---------- Text provided

Settling process depend on settling velocity, which varies according to the particulate material.
a modelling strategy is proposed with a choice of some formulations for defining the settling velocity W_s for MUD variables. (Settling velocities : Modelling strategy).
SAND variable have settling velocities W_s wich depend on particle diameter.
None constitutive SORBED variables have the same settling velocity as the associated constitutives particulate variable.
For the none constitutive variables which are not sorbed on constitutive particulate variable (type NoCP), settling velocity is evaluated in the same manner as MUD variables.
Settling processes are treated implicitly in water transport equations.

First, deposition flux trends are evaluated for each variable before advection computations :

\(Fl_{w2s}^a= W_s . f_2(\tau_s,\tau_d)\) (m/s)

Then after advection resolution, effective deposit is computed with new concentrations in water

\(Fl_{w2s}^b= Fl_{w2s}^a*C_{bottom}\) (Masse/m2/s)

and sediment layers are updated
For variables which have high settling velocity, vertical transport is computed using several sub time step in order to avoid instabilities.

--------------------
---------- Extracted material

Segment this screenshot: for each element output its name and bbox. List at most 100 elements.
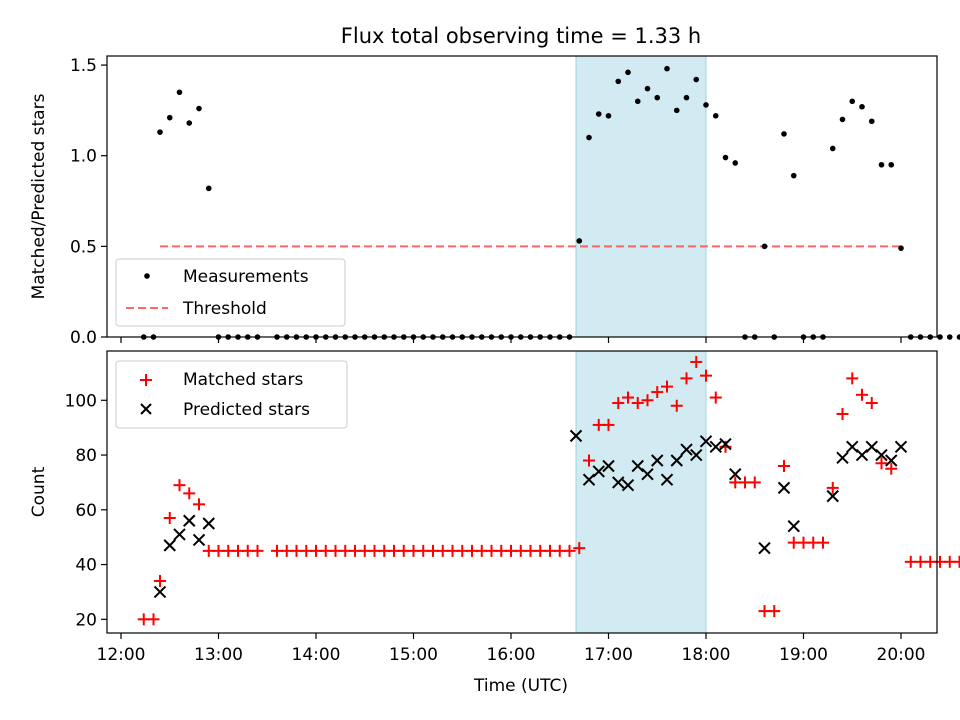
predicted-point: [621, 478, 635, 492]
matched-point: [875, 457, 888, 470]
matched-point: [856, 388, 868, 401]
predicted-point: [670, 454, 683, 467]
predicted-point: [582, 473, 596, 486]
measurement-point: [176, 89, 183, 96]
highlight-band-top: [575, 55, 707, 338]
matched-point: [622, 391, 634, 404]
predicted-point: [631, 459, 644, 473]
matched-point: [768, 605, 781, 618]
predicted-point: [690, 448, 703, 462]
matched-point: [612, 397, 625, 410]
matched-point: [147, 613, 160, 626]
y-tick-label: 1.0: [70, 147, 97, 167]
ratio-legend-threshold: Threshold: [182, 299, 267, 319]
y-tick-label: 0.5: [70, 237, 97, 257]
predicted-point: [855, 448, 869, 462]
matched-point: [836, 407, 849, 420]
matched-point: [661, 380, 673, 393]
count-legend-x-swatch: [140, 403, 152, 415]
predicted-point: [660, 473, 674, 486]
predicted-point: [894, 440, 908, 454]
matched-point: [602, 418, 615, 431]
measurement-point: [859, 103, 865, 110]
measurement-point: [888, 161, 895, 168]
matched-point: [953, 555, 960, 568]
measurement-point: [839, 116, 846, 123]
measurement-point: [186, 120, 193, 126]
y-tick-label: 60: [75, 501, 97, 521]
measurement-point: [205, 185, 212, 192]
measurement-point: [576, 238, 583, 244]
predicted-point: [885, 454, 898, 467]
count-plot-frame: [106, 350, 938, 634]
matched-point: [709, 391, 722, 404]
matched-point: [748, 476, 761, 489]
matched-point: [826, 481, 839, 494]
measurement-point: [722, 154, 729, 161]
measurement-point: [937, 334, 943, 340]
measurement-point: [586, 134, 592, 141]
measurement-point: [761, 243, 768, 250]
measurement-point: [664, 65, 670, 72]
predicted-point: [192, 533, 206, 547]
matched-point: [846, 372, 859, 385]
measurement-point: [946, 334, 953, 340]
predicted-point: [569, 429, 583, 443]
ratio-legend: Measurements Threshold: [115, 258, 346, 327]
count-legend: Matched stars Predicted stars: [115, 360, 348, 429]
count-axis-ticks: 20 40 60 80 100 12:00 13:00 14:00 15:00 16:00 17:0…: [65, 391, 926, 665]
y-tick-label: 1.5: [70, 56, 97, 76]
matched-point: [563, 544, 576, 557]
x-tick-label: 12:00: [97, 645, 146, 665]
matched-point: [817, 536, 829, 549]
measurement-point: [615, 78, 622, 85]
y-tick-label: 20: [75, 610, 97, 630]
measurement-point: [868, 118, 875, 125]
measurement-point: [166, 114, 173, 121]
ratio-plot-frame: [106, 55, 938, 338]
time-xlabel: Time (UTC): [473, 676, 568, 696]
predicted-point: [173, 528, 186, 541]
predicted-point: [875, 448, 888, 462]
matched-point: [251, 544, 264, 557]
matched-point: [680, 372, 693, 385]
measurement-point: [878, 161, 885, 168]
predicted-point: [719, 437, 732, 451]
matched-point: [583, 454, 595, 467]
measurement-point: [732, 160, 739, 166]
x-tick-label: 18:00: [682, 645, 731, 665]
measurement-point: [849, 98, 856, 105]
measurement-point: [673, 107, 680, 114]
predicted-point: [709, 440, 722, 454]
count-panel: 20 40 60 80 100 12:00 13:00 14:00 15:00 16:00 17:0…: [29, 350, 960, 696]
x-tick-label: 20:00: [877, 645, 926, 665]
matched-point: [700, 369, 712, 382]
matched-point: [631, 397, 644, 410]
measurement-point: [712, 113, 719, 119]
measurement-point: [157, 129, 163, 135]
matched-point: [651, 386, 664, 399]
x-tick-label: 17:00: [584, 645, 633, 665]
matched-point: [641, 394, 654, 407]
measurement-point: [829, 145, 836, 152]
matched-point: [163, 512, 176, 525]
ratio-legend-measurements: Measurements: [183, 267, 309, 287]
matched-point: [154, 574, 166, 587]
measurement-point: [625, 69, 631, 76]
matched-point: [865, 397, 878, 410]
x-tick-label: 16:00: [487, 645, 536, 665]
measurement-point: [634, 98, 641, 105]
count-ylabel: Count: [29, 466, 49, 517]
matched-point: [183, 487, 196, 500]
ratio-panel: 0.0 0.5 1.0 1.5 Matched/Predicted stars Mea…: [29, 55, 960, 348]
predicted-point: [183, 514, 196, 527]
matched-point: [670, 399, 683, 412]
predicted-point: [787, 520, 800, 533]
measurement-point: [654, 94, 661, 101]
predicted-point: [729, 467, 742, 481]
x-tick-label: 19:00: [779, 645, 828, 665]
predicted-point: [602, 459, 615, 473]
measurement-point: [196, 105, 202, 112]
predicted-point: [612, 476, 625, 489]
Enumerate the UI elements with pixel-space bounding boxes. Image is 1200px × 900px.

--------------------

### Task requirements
A – In the text on settling processes, what do the settling velocities of SAND variables depend on?
B – Write the next part of the text on settling processes.
The material can be set aside.

### The replies
A – They depend on particle diameter.

B –
Extrapolation of sand variable near bottom (Rouse profile)¶

Treatment of sand as 2D variable in water column (key_sandbottomcell)¶

Diffusion within sediment and at interface¶

Diffusion into the sediment is computed resolving following equations 1 (after Consolidation of sediment processes or not)

\(\frac{\partial (dzs_k*\varphi_k*Cs_k)}{\partial t}=+F_k-F_{k-1}\) (Equation 1A)

\(F_k=\phi i_k^{t+dt}*Ds_k*\frac{Cs_{k+1}^{t+dt}-Cs_{k}^{t+dt}}{dzsi_k}-Wsi_k*(c_{ex}Cs_{k+1}^{t+dt}+f_{ex}Cs_{k}^{t+dt})\) (Equation 1B)
with :
- \(Cs_k^{t+dt}\) : dissolved substance concentration into layer k and at time t+dt (Mass/m^3[pw] [pw:pore water])
- \(F_k\) : Flux at interface between layer k and layer k+1 (Mass/T/m^2[sed])
- \(dzs_k\) : thickness of layer k (m[sed])
- \(dzsi_k\) : intermediate thickness between Cs_k and Cs_{k+1} (m[sed])
- \(\varphi_k^{t}\) : porosity into the layer k at time t (m^3[pw]/m^3[sed])
- \(\phi i_k^{t}\) : intermediate porosity at the interface between the layer k and the layer k+1 at time t (m^3[pw]/m^3[sed])
- \(Ds_k\) : Effective dispersion coefficient (m^2[sed]/T), corrected by tortuosity \(\theta\) (see Eq 1C)
- \(Wsi_k\) : transfert rate of pore water at the interface between the layer k and the layer k+1 [m^3[pw]/m^2[sed]/T)
- \(f_{ex},c_{ex}\) : factors upstream decentering for advection (\(f_{ex}=1\) : completely upstream evaluation)
- \(Ds_k=\frac{D_0}{\theta^2}\) and \(\theta^2=1-\ln(\varphi^2)=1-2*ln(\varphi)\) (Boudreau,1997)

At bottom , F(k-1)=0.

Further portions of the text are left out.